Objective >> Reproduce all of the data word for word.

Records shown >>
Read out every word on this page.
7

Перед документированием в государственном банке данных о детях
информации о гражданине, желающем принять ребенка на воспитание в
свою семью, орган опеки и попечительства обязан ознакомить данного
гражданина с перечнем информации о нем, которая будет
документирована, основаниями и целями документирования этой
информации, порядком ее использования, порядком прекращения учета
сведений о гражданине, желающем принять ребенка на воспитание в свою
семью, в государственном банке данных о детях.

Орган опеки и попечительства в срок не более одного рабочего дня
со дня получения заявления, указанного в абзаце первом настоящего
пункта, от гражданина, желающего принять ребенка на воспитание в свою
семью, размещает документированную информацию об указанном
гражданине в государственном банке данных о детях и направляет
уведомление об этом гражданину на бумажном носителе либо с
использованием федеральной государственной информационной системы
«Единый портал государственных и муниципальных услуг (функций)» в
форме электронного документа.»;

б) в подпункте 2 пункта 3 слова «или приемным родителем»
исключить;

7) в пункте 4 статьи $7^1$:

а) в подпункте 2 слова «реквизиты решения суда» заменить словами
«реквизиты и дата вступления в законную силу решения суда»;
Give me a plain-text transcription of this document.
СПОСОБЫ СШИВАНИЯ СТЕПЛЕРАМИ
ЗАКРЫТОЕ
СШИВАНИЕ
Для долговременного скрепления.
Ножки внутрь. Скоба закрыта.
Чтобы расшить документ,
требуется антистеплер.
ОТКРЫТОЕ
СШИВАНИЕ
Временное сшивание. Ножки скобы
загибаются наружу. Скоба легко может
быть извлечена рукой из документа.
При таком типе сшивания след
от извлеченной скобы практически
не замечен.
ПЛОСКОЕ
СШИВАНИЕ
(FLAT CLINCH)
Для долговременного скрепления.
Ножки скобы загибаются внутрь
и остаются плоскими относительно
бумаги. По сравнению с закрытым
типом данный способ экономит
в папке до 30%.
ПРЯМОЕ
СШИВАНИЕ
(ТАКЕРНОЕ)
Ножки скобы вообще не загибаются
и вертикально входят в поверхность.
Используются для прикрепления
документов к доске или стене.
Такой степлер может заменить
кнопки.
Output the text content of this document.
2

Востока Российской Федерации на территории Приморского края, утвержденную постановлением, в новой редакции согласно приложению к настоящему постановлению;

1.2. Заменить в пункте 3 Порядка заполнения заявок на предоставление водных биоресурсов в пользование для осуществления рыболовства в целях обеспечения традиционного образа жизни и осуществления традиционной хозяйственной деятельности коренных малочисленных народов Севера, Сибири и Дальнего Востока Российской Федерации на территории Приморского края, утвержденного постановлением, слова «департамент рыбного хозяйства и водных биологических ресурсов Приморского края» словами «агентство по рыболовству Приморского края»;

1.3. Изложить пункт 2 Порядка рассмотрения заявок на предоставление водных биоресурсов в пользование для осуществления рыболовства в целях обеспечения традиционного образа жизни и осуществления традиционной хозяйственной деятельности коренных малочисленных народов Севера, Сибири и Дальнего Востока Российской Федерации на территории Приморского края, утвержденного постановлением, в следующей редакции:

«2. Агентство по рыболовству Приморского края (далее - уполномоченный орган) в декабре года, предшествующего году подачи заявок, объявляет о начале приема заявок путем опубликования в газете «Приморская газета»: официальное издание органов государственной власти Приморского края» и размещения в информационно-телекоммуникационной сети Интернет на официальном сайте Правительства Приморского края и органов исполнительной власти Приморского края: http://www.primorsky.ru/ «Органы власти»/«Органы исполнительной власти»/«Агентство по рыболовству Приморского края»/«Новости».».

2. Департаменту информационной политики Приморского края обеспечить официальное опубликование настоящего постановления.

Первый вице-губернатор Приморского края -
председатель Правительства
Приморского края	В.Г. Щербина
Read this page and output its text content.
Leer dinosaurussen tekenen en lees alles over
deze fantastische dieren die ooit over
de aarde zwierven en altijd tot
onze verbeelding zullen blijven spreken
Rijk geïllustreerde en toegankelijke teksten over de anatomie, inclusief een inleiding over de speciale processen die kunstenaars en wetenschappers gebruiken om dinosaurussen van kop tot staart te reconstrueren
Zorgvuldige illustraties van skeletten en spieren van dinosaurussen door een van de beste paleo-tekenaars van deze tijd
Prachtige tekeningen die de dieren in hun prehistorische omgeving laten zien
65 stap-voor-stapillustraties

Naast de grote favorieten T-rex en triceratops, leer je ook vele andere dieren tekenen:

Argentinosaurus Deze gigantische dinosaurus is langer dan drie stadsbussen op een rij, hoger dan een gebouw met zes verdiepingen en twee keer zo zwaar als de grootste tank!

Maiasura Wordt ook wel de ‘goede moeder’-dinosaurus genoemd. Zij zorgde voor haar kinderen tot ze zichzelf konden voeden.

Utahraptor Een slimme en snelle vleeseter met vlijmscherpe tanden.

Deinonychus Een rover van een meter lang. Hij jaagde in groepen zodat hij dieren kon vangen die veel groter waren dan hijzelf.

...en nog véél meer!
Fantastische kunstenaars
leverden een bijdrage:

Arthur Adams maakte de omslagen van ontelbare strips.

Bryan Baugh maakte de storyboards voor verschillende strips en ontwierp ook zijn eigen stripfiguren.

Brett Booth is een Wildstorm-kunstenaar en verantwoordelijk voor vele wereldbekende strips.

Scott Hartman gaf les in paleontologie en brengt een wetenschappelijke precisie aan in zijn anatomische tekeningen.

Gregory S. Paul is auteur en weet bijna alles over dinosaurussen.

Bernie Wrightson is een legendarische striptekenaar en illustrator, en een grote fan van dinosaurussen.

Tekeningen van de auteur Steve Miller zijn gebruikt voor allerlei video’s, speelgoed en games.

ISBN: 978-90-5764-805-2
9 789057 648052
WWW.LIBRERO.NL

Result of the exercise >>
Read out every word on this page.
7

Перед документированием в государственном банке данных о детях
информации о гражданине, желающем принять ребенка на воспитание в
свою семью, орган опеки и попечительства обязан ознакомить данного
гражданина с перечнем информации о нем, которая будет
документирована, основаниями и целями документирования этой
информации, порядком ее использования, порядком прекращения учета
сведений о гражданине, желающем принять ребенка на воспитание в свою
семью, в государственном банке данных о детях.

Орган опеки и попечительства в срок не более одного рабочего дня
со дня получения заявления, указанного в абзаце первом настоящего
пункта, от гражданина, желающего принять ребенка на воспитание в свою
семью, размещает документированную информацию об указанном
гражданине в государственном банке данных о детях и направляет
уведомление об этом гражданину на бумажном носителе либо с
использованием федеральной государственной информационной системы
«Единый портал государственных и муниципальных услуг (функций)» в
форме электронного документа.»;

б) в подпункте 2 пункта 3 слова «или приемным родителем»
исключить;

7) в пункте 4 статьи $7^1$:

а) в подпункте 2 слова «реквизиты решения суда» заменить словами
«реквизиты и дата вступления в законную силу решения суда»;
Give me a plain-text transcription of this document.
СПОСОБЫ СШИВАНИЯ СТЕПЛЕРАМИ
ЗАКРЫТОЕ
СШИВАНИЕ
Для долговременного скрепления.
Ножки внутрь. Скоба закрыта.
Чтобы расшить документ,
требуется антистеплер.
ОТКРЫТОЕ
СШИВАНИЕ
Временное сшивание. Ножки скобы
загибаются наружу. Скоба легко может
быть извлечена рукой из документа.
При таком типе сшивания след
от извлеченной скобы практически
не замечен.
ПЛОСКОЕ
СШИВАНИЕ
(FLAT CLINCH)
Для долговременного скрепления.
Ножки скобы загибаются внутрь
и остаются плоскими относительно
бумаги. По сравнению с закрытым
типом данный способ экономит
в папке до 30%.
ПРЯМОЕ
СШИВАНИЕ
(ТАКЕРНОЕ)
Ножки скобы вообще не загибаются
и вертикально входят в поверхность.
Используются для прикрепления
документов к доске или стене.
Такой степлер может заменить
кнопки.
Output the text content of this document.
2

Востока Российской Федерации на территории Приморского края, утвержденную постановлением, в новой редакции согласно приложению к настоящему постановлению;

1.2. Заменить в пункте 3 Порядка заполнения заявок на предоставление водных биоресурсов в пользование для осуществления рыболовства в целях обеспечения традиционного образа жизни и осуществления традиционной хозяйственной деятельности коренных малочисленных народов Севера, Сибири и Дальнего Востока Российской Федерации на территории Приморского края, утвержденного постановлением, слова «департамент рыбного хозяйства и водных биологических ресурсов Приморского края» словами «агентство по рыболовству Приморского края»;

1.3. Изложить пункт 2 Порядка рассмотрения заявок на предоставление водных биоресурсов в пользование для осуществления рыболовства в целях обеспечения традиционного образа жизни и осуществления традиционной хозяйственной деятельности коренных малочисленных народов Севера, Сибири и Дальнего Востока Российской Федерации на территории Приморского края, утвержденного постановлением, в следующей редакции:

«2. Агентство по рыболовству Приморского края (далее - уполномоченный орган) в декабре года, предшествующего году подачи заявок, объявляет о начале приема заявок путем опубликования в газете «Приморская газета»: официальное издание органов государственной власти Приморского края» и размещения в информационно-телекоммуникационной сети Интернет на официальном сайте Правительства Приморского края и органов исполнительной власти Приморского края: http://www.primorsky.ru/ «Органы власти»/«Органы исполнительной власти»/«Агентство по рыболовству Приморского края»/«Новости».».

2. Департаменту информационной политики Приморского края обеспечить официальное опубликование настоящего постановления.

Первый вице-губернатор Приморского края -
председатель Правительства
Приморского края	В.Г. Щербина
Read this page and output its text content.
Leer dinosaurussen tekenen en lees alles over
deze fantastische dieren die ooit over
de aarde zwierven en altijd tot
onze verbeelding zullen blijven spreken
Rijk geïllustreerde en toegankelijke teksten over de anatomie, inclusief een inleiding over de speciale processen die kunstenaars en wetenschappers gebruiken om dinosaurussen van kop tot staart te reconstrueren
Zorgvuldige illustraties van skeletten en spieren van dinosaurussen door een van de beste paleo-tekenaars van deze tijd
Prachtige tekeningen die de dieren in hun prehistorische omgeving laten zien
65 stap-voor-stapillustraties

Naast de grote favorieten T-rex en triceratops, leer je ook vele andere dieren tekenen:

Argentinosaurus Deze gigantische dinosaurus is langer dan drie stadsbussen op een rij, hoger dan een gebouw met zes verdiepingen en twee keer zo zwaar als de grootste tank!

Maiasura Wordt ook wel de ‘goede moeder’-dinosaurus genoemd. Zij zorgde voor haar kinderen tot ze zichzelf konden voeden.

Utahraptor Een slimme en snelle vleeseter met vlijmscherpe tanden.

Deinonychus Een rover van een meter lang. Hij jaagde in groepen zodat hij dieren kon vangen die veel groter waren dan hijzelf.

...en nog véél meer!
Fantastische kunstenaars
leverden een bijdrage:

Arthur Adams maakte de omslagen van ontelbare strips.

Bryan Baugh maakte de storyboards voor verschillende strips en ontwierp ook zijn eigen stripfiguren.

Brett Booth is een Wildstorm-kunstenaar en verantwoordelijk voor vele wereldbekende strips.

Scott Hartman gaf les in paleontologie en brengt een wetenschappelijke precisie aan in zijn anatomische tekeningen.

Gregory S. Paul is auteur en weet bijna alles over dinosaurussen.

Bernie Wrightson is een legendarische striptekenaar en illustrator, en een grote fan van dinosaurussen.

Tekeningen van de auteur Steve Miller zijn gebruikt voor allerlei video’s, speelgoed en games.

ISBN: 978-90-5764-805-2
9 789057 648052
WWW.LIBRERO.NL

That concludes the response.